Retype the data below without altering anything.

— Begin Input records —

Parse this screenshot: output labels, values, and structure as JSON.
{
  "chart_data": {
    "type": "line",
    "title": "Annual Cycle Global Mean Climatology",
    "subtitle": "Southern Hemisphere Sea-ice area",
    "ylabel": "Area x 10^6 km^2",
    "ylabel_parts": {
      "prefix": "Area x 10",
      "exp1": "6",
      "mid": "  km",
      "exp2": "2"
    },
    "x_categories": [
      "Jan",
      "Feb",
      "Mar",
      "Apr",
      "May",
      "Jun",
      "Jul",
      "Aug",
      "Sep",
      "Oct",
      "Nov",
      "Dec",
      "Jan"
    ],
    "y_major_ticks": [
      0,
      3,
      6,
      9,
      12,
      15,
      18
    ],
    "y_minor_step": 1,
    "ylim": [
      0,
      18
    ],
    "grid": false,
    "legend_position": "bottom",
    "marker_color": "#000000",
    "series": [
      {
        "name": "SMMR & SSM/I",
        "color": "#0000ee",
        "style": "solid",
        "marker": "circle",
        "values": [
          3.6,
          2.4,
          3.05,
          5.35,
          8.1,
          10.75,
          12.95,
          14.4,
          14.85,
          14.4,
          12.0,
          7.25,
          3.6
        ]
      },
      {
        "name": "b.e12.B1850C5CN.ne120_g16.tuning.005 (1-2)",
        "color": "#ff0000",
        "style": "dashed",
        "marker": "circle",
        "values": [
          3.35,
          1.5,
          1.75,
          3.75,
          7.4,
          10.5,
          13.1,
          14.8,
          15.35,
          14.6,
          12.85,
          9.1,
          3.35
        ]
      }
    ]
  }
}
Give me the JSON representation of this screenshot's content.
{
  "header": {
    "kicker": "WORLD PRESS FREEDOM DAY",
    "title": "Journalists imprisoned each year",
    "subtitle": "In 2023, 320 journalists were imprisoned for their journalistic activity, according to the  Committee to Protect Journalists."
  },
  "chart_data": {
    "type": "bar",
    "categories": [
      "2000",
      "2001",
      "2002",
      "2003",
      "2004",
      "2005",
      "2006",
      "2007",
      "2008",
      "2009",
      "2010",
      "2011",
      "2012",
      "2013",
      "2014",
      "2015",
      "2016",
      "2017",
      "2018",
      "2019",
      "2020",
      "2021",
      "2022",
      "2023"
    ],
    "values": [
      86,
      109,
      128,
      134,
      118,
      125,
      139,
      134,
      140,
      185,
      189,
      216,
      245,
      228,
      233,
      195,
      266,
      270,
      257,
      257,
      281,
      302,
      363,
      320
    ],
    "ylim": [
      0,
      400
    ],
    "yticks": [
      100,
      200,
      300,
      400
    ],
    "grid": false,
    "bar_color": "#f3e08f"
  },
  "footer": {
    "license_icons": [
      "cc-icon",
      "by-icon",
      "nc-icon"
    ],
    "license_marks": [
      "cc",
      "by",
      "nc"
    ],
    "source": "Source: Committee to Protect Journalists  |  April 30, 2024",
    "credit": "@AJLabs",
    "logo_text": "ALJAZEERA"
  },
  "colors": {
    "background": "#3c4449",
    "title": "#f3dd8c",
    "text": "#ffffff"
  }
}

— End Input records —

Result below -
Parse this screenshot: output labels, values, and structure as JSON.
{
  "chart_data": {
    "type": "line",
    "title": "Annual Cycle Global Mean Climatology",
    "subtitle": "Southern Hemisphere Sea-ice area",
    "ylabel": "Area x 10^6 km^2",
    "ylabel_parts": {
      "prefix": "Area x 10",
      "exp1": "6",
      "mid": "  km",
      "exp2": "2"
    },
    "x_categories": [
      "Jan",
      "Feb",
      "Mar",
      "Apr",
      "May",
      "Jun",
      "Jul",
      "Aug",
      "Sep",
      "Oct",
      "Nov",
      "Dec",
      "Jan"
    ],
    "y_major_ticks": [
      0,
      3,
      6,
      9,
      12,
      15,
      18
    ],
    "y_minor_step": 1,
    "ylim": [
      0,
      18
    ],
    "grid": false,
    "legend_position": "bottom",
    "marker_color": "#000000",
    "series": [
      {
        "name": "SMMR & SSM/I",
        "color": "#0000ee",
        "style": "solid",
        "marker": "circle",
        "values": [
          3.6,
          2.4,
          3.05,
          5.35,
          8.1,
          10.75,
          12.95,
          14.4,
          14.85,
          14.4,
          12.0,
          7.25,
          3.6
        ]
      },
      {
        "name": "b.e12.B1850C5CN.ne120_g16.tuning.005 (1-2)",
        "color": "#ff0000",
        "style": "dashed",
        "marker": "circle",
        "values": [
          3.35,
          1.5,
          1.75,
          3.75,
          7.4,
          10.5,
          13.1,
          14.8,
          15.35,
          14.6,
          12.85,
          9.1,
          3.35
        ]
      }
    ]
  }
}
Give me the JSON representation of this screenshot's content.
{
  "header": {
    "kicker": "WORLD PRESS FREEDOM DAY",
    "title": "Journalists imprisoned each year",
    "subtitle": "In 2023, 320 journalists were imprisoned for their journalistic activity, according to the  Committee to Protect Journalists."
  },
  "chart_data": {
    "type": "bar",
    "categories": [
      "2000",
      "2001",
      "2002",
      "2003",
      "2004",
      "2005",
      "2006",
      "2007",
      "2008",
      "2009",
      "2010",
      "2011",
      "2012",
      "2013",
      "2014",
      "2015",
      "2016",
      "2017",
      "2018",
      "2019",
      "2020",
      "2021",
      "2022",
      "2023"
    ],
    "values": [
      86,
      109,
      128,
      134,
      118,
      125,
      139,
      134,
      140,
      185,
      189,
      216,
      245,
      228,
      233,
      195,
      266,
      270,
      257,
      257,
      281,
      302,
      363,
      320
    ],
    "ylim": [
      0,
      400
    ],
    "yticks": [
      100,
      200,
      300,
      400
    ],
    "grid": false,
    "bar_color": "#f3e08f"
  },
  "footer": {
    "license_icons": [
      "cc-icon",
      "by-icon",
      "nc-icon"
    ],
    "license_marks": [
      "cc",
      "by",
      "nc"
    ],
    "source": "Source: Committee to Protect Journalists  |  April 30, 2024",
    "credit": "@AJLabs",
    "logo_text": "ALJAZEERA"
  },
  "colors": {
    "background": "#3c4449",
    "title": "#f3dd8c",
    "text": "#ffffff"
  }
}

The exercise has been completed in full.